Dataset records
════

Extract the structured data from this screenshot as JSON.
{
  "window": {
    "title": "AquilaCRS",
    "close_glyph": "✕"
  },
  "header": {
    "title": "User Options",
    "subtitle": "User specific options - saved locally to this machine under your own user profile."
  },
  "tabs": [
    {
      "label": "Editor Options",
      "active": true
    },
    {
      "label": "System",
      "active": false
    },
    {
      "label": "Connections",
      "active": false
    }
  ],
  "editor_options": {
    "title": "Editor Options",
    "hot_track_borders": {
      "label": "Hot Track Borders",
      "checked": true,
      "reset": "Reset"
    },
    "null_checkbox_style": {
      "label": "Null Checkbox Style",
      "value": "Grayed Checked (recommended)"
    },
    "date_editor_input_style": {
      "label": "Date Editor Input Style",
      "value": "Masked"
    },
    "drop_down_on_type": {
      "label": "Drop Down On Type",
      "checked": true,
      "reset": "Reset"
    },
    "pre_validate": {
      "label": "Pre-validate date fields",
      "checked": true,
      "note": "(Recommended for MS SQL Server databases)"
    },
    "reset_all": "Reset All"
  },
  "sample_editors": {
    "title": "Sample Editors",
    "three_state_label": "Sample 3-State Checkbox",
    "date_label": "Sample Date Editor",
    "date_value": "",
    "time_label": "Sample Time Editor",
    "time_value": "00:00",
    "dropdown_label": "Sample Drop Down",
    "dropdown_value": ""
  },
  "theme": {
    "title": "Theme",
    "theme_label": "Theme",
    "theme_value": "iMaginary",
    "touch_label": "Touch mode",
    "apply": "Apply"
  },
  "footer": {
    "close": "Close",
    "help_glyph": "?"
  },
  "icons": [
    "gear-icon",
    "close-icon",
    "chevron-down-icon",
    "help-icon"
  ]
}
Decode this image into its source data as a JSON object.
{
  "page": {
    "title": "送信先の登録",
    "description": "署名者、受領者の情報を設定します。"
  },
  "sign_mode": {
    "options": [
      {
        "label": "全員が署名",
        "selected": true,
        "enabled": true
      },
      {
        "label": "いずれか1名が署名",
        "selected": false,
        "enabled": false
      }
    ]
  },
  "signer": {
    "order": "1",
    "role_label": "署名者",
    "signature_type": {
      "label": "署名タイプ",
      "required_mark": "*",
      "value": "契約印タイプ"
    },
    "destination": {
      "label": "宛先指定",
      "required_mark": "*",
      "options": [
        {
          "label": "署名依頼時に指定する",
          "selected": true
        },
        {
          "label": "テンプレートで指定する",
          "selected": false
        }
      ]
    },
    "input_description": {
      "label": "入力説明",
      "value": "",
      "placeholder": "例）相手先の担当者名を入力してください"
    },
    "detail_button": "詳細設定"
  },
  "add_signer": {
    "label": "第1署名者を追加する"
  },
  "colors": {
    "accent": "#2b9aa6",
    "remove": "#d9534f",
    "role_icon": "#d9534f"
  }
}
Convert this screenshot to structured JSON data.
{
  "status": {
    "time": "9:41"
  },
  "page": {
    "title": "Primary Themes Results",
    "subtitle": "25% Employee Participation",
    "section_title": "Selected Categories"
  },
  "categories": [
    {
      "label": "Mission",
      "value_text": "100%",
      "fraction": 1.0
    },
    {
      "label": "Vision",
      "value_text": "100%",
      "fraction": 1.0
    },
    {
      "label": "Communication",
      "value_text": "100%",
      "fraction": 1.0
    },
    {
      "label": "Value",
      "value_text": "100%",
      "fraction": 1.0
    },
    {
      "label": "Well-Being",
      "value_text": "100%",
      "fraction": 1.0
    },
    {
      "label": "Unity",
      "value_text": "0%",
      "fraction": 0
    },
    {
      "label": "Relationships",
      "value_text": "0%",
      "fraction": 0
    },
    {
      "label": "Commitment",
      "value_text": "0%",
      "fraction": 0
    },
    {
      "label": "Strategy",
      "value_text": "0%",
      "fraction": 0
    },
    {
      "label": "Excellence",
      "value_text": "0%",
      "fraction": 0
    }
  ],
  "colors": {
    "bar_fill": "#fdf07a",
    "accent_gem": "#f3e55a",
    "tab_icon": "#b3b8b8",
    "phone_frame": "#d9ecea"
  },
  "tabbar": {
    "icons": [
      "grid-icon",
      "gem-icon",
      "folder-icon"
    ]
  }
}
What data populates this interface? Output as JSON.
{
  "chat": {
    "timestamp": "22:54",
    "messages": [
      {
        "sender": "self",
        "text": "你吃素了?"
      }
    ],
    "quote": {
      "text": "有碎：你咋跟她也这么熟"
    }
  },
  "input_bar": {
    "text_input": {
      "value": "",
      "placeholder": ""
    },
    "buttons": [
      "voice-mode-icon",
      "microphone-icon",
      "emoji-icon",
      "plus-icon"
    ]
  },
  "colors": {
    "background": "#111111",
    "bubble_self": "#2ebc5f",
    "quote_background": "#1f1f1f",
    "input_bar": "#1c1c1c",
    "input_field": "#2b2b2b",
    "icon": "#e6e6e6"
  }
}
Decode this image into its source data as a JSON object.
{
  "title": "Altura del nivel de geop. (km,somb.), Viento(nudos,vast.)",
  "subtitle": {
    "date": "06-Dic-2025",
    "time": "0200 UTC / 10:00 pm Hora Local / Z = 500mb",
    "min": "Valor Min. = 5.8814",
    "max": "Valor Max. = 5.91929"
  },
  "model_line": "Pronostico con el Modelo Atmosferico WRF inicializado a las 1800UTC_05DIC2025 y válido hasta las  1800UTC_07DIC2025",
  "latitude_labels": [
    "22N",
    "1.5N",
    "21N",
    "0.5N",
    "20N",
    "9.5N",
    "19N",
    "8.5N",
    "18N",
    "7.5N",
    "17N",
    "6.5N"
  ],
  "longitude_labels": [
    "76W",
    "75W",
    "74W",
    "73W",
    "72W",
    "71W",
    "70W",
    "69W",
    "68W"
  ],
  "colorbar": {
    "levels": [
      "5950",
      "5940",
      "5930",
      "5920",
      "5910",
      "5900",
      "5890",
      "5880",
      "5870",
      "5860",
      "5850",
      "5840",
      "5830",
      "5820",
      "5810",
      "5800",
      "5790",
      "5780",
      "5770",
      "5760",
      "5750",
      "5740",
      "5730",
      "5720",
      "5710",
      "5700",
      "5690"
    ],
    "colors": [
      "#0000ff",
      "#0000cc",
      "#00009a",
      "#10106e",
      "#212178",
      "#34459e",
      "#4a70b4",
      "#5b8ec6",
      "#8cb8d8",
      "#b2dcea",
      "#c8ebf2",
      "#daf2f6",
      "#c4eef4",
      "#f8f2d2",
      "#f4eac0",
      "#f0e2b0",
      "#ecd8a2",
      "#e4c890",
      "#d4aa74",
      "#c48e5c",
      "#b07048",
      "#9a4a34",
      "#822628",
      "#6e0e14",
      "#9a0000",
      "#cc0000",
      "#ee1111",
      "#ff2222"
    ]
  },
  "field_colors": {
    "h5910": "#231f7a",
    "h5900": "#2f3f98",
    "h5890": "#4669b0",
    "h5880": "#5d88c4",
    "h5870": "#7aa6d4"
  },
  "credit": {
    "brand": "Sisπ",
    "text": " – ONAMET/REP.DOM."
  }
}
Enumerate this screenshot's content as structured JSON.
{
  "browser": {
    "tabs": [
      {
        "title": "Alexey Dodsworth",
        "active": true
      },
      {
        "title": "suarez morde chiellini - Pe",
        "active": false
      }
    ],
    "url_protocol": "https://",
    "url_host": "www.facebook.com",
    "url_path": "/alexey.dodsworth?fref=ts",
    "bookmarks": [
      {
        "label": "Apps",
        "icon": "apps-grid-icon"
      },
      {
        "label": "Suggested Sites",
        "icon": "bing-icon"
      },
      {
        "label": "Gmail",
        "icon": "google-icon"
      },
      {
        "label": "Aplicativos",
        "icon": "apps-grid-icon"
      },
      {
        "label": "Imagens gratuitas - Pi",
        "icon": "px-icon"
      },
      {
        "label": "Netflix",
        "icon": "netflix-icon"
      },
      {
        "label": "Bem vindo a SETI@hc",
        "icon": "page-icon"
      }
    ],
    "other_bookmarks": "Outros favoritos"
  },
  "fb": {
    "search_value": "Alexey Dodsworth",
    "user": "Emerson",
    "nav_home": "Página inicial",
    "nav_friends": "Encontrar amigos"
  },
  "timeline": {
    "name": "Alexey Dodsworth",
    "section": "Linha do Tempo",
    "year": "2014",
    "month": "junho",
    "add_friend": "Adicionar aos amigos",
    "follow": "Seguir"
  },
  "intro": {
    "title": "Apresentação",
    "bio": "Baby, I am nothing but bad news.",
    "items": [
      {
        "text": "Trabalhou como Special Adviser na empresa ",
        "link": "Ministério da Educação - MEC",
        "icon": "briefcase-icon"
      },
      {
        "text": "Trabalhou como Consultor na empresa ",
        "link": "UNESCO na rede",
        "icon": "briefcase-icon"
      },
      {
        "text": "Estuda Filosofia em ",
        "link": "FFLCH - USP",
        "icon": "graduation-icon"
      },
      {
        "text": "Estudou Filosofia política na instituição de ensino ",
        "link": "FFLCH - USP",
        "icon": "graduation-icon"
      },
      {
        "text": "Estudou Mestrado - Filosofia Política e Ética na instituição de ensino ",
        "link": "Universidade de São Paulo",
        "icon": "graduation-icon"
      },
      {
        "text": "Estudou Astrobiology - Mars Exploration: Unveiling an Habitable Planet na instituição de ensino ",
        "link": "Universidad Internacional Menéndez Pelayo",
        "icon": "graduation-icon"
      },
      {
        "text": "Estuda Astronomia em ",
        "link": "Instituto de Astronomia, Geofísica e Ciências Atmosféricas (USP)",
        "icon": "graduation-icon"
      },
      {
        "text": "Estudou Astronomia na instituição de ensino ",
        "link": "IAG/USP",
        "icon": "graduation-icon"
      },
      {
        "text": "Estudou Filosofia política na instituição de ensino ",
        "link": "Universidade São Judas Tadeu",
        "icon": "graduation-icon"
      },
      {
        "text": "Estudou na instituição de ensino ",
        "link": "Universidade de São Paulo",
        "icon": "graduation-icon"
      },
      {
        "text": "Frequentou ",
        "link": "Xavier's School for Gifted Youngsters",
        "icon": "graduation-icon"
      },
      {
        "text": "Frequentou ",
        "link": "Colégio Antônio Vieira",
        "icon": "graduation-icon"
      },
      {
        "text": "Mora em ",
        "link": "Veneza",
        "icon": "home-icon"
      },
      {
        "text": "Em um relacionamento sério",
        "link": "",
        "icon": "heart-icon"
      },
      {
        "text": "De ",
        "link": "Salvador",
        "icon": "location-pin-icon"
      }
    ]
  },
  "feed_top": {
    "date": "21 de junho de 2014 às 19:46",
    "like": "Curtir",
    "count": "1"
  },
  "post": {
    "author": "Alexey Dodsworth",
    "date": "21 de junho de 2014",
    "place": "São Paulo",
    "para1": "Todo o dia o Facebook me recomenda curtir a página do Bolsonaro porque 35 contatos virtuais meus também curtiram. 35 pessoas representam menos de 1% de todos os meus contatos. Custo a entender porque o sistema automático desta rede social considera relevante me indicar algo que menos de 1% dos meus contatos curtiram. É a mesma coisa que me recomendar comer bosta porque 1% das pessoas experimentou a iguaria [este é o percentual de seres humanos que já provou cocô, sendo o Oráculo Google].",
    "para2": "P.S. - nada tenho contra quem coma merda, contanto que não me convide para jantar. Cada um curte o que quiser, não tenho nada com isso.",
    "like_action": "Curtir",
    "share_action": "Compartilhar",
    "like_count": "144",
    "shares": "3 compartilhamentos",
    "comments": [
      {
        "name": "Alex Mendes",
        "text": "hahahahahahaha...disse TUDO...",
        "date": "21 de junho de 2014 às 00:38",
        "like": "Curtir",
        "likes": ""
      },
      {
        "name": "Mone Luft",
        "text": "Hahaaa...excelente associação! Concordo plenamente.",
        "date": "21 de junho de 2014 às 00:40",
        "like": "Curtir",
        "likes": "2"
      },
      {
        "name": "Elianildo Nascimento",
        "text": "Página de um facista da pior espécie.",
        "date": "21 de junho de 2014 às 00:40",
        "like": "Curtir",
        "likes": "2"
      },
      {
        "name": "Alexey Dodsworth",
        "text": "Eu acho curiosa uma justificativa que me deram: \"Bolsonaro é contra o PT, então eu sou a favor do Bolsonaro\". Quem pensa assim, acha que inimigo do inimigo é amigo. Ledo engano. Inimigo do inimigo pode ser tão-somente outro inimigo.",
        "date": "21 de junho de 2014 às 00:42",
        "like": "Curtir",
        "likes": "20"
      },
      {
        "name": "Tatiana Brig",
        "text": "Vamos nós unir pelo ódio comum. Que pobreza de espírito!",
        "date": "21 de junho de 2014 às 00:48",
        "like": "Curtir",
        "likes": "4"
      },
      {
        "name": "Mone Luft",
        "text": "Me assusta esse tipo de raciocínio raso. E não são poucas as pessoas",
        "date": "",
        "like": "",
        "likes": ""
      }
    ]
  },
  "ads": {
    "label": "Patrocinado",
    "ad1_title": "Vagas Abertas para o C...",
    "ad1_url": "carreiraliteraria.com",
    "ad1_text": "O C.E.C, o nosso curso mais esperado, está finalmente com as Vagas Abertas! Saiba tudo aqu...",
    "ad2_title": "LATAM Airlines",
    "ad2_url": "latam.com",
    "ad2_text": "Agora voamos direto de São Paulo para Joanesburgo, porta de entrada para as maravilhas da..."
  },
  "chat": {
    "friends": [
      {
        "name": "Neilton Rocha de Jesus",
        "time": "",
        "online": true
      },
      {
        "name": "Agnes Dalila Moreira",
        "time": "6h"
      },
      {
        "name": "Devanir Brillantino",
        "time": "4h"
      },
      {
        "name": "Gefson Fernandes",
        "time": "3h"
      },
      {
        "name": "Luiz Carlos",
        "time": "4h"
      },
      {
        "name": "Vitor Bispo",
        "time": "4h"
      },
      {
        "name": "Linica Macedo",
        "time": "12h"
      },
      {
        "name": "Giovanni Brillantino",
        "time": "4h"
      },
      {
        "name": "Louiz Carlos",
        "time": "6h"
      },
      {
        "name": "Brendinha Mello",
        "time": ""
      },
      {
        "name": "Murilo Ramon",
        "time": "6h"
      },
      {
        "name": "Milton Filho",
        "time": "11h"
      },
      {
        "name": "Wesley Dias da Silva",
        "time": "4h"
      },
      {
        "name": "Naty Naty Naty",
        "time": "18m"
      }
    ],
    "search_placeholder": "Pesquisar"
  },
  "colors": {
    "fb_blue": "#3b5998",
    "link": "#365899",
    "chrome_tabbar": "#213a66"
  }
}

════

**EXERCISE PROMPT:** Where a line above contains the string "true", copy that line.

**SOLUTION TO THIS PROBLEM:**
      "active": true
      "checked": true,
      "checked": true,
      "checked": true,
        "selected": true,
        "enabled": true
          "selected": true
        "active": true
        "online": true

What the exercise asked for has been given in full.